— WHAT YOU ARE ASKED TO DO —
Check every line of the entries for "symbol", and copy the lines that hold it.
====
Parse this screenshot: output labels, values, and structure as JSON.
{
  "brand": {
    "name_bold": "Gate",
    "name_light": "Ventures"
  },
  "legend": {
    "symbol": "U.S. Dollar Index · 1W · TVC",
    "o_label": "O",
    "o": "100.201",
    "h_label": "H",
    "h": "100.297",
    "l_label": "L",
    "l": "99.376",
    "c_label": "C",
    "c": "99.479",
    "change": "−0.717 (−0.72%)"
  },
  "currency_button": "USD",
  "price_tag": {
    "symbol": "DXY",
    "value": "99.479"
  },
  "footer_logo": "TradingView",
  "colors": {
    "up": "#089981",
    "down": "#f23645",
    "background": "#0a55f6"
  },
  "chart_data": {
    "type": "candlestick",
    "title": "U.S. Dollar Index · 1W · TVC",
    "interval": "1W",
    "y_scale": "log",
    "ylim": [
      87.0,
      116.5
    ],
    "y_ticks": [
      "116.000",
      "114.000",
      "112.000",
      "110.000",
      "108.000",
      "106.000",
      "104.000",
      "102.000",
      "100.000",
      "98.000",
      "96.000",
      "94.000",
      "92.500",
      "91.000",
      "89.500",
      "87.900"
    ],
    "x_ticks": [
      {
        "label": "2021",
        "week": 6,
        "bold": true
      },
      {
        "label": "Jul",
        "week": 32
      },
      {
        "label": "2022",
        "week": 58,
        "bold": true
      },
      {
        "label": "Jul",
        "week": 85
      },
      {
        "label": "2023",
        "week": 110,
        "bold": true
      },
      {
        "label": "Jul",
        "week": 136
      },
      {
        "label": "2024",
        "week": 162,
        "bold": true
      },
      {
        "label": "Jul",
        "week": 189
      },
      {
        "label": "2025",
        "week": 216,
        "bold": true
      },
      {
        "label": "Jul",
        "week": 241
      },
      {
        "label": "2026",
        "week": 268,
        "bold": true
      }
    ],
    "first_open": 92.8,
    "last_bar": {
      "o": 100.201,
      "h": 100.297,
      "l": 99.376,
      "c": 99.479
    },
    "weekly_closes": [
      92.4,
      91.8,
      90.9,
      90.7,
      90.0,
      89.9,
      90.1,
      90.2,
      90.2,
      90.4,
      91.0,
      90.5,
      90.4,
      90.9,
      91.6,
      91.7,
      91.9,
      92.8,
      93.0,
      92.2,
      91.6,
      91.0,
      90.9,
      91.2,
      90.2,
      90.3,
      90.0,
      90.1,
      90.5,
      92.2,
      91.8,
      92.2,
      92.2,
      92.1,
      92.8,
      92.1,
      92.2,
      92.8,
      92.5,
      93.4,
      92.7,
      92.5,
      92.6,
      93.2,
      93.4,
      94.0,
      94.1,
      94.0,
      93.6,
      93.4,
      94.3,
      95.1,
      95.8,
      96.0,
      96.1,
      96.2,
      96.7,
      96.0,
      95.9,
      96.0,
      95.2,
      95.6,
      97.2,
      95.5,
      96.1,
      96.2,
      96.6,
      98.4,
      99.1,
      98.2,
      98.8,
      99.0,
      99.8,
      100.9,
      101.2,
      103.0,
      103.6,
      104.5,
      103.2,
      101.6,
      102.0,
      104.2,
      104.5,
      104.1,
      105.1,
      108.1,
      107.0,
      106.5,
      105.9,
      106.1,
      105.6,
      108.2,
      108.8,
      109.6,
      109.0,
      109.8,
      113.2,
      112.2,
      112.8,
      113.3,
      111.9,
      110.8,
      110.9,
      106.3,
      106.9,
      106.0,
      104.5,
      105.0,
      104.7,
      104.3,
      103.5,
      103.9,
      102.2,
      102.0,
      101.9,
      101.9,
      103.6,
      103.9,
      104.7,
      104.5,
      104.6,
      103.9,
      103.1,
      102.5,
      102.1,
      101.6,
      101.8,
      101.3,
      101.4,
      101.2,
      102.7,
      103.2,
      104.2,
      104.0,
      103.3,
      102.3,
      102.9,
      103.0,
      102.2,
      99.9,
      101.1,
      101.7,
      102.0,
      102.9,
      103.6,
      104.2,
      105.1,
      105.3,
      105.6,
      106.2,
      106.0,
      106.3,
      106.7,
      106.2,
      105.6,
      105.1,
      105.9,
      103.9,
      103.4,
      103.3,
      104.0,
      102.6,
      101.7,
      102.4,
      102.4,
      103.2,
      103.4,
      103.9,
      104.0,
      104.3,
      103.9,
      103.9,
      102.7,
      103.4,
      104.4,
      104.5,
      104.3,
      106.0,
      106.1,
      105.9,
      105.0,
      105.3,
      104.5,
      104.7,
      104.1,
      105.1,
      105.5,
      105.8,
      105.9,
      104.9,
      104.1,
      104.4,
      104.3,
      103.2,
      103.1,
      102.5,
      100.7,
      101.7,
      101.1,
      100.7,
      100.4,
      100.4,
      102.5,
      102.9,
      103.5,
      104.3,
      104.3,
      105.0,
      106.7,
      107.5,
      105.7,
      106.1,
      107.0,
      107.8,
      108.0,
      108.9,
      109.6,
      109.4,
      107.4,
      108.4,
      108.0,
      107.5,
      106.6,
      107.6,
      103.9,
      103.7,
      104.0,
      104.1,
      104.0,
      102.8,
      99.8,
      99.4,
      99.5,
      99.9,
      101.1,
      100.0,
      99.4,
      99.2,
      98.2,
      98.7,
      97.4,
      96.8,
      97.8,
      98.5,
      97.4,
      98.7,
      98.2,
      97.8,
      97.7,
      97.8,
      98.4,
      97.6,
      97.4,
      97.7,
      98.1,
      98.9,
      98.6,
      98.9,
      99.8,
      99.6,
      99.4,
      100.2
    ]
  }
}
====
— SOLUTION TO THIS PROBLEM —
    "symbol": "U.S. Dollar Index · 1W · TVC",
    "symbol": "DXY",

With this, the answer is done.